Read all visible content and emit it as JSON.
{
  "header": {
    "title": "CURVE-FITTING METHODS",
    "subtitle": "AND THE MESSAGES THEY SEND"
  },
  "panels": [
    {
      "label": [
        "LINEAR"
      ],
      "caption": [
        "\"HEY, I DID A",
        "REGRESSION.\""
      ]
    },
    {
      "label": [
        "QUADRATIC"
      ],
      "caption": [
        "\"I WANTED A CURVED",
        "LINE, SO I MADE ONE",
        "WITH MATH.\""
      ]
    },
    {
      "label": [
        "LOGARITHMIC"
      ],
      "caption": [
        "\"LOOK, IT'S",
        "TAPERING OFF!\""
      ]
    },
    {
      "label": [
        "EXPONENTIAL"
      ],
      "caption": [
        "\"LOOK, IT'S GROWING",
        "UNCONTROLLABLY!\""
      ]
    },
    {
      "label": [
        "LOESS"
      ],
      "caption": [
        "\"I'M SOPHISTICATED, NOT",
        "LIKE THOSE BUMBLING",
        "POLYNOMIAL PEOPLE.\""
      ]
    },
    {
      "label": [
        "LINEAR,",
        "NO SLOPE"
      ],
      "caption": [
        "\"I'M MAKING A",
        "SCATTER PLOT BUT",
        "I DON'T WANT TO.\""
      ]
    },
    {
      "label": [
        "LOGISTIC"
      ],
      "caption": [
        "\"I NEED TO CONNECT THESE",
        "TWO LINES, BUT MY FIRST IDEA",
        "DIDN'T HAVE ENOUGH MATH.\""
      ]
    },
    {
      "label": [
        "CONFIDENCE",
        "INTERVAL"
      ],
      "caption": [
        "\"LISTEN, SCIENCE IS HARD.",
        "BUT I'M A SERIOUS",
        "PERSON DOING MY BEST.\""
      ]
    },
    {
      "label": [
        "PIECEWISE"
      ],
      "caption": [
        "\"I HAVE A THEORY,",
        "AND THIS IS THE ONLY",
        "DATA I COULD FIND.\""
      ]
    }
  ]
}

================

### Given task
List every line above that contains the word "HAVE".

### Written reply
        "DIDN'T HAVE ENOUGH MATH.\""
        "\"I HAVE A THEORY,",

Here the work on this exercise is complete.